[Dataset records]
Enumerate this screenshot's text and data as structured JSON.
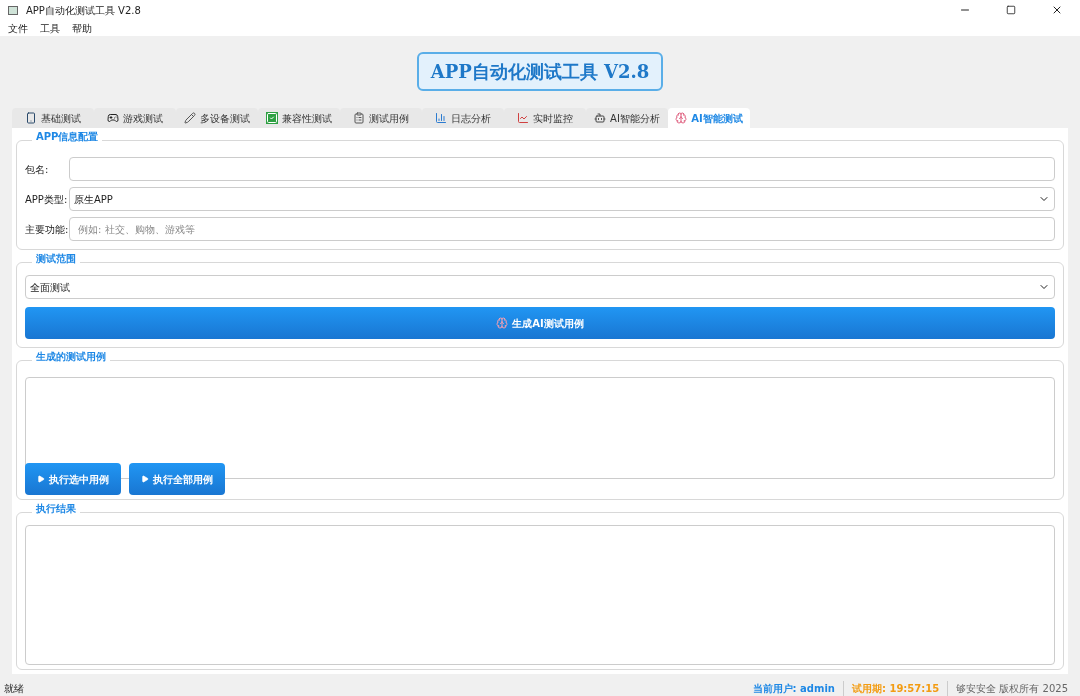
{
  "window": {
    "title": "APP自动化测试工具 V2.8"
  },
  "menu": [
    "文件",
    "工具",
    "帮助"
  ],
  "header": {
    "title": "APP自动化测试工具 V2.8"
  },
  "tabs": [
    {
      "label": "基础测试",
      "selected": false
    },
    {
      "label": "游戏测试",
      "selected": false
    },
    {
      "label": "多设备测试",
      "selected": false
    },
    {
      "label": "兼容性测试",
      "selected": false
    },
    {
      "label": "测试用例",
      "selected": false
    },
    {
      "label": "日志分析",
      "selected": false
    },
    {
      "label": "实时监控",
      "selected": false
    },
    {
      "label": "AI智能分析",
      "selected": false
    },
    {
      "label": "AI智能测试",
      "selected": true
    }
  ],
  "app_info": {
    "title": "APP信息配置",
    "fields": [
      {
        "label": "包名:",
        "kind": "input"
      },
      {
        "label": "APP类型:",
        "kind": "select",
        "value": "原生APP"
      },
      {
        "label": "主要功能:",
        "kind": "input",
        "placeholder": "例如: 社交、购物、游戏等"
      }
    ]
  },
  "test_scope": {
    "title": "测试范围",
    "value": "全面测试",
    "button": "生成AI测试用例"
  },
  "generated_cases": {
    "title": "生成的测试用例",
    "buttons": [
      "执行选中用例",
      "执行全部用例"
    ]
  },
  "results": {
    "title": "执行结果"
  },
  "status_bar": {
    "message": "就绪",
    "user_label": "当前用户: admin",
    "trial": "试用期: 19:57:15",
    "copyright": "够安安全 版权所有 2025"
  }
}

GOAL =
Exclude the images and reproduce the remaining data exactly.

PROBLEM SOLUTION =
Enumerate this screenshot's text and data as structured JSON.
{
  "window": {
    "title": "APP自动化测试工具 V2.8"
  },
  "menu": [
    "文件",
    "工具",
    "帮助"
  ],
  "header": {
    "title": "APP自动化测试工具 V2.8"
  },
  "tabs": [
    {
      "label": "基础测试",
      "selected": false
    },
    {
      "label": "游戏测试",
      "selected": false
    },
    {
      "label": "多设备测试",
      "selected": false
    },
    {
      "label": "兼容性测试",
      "selected": false
    },
    {
      "label": "测试用例",
      "selected": false
    },
    {
      "label": "日志分析",
      "selected": false
    },
    {
      "label": "实时监控",
      "selected": false
    },
    {
      "label": "AI智能分析",
      "selected": false
    },
    {
      "label": "AI智能测试",
      "selected": true
    }
  ],
  "app_info": {
    "title": "APP信息配置",
    "fields": [
      {
        "label": "包名:",
        "kind": "input"
      },
      {
        "label": "APP类型:",
        "kind": "select",
        "value": "原生APP"
      },
      {
        "label": "主要功能:",
        "kind": "input",
        "placeholder": "例如: 社交、购物、游戏等"
      }
    ]
  },
  "test_scope": {
    "title": "测试范围",
    "value": "全面测试",
    "button": "生成AI测试用例"
  },
  "generated_cases": {
    "title": "生成的测试用例",
    "buttons": [
      "执行选中用例",
      "执行全部用例"
    ]
  },
  "results": {
    "title": "执行结果"
  },
  "status_bar": {
    "message": "就绪",
    "user_label": "当前用户: admin",
    "trial": "试用期: 19:57:15",
    "copyright": "够安安全 版权所有 2025"
  }
}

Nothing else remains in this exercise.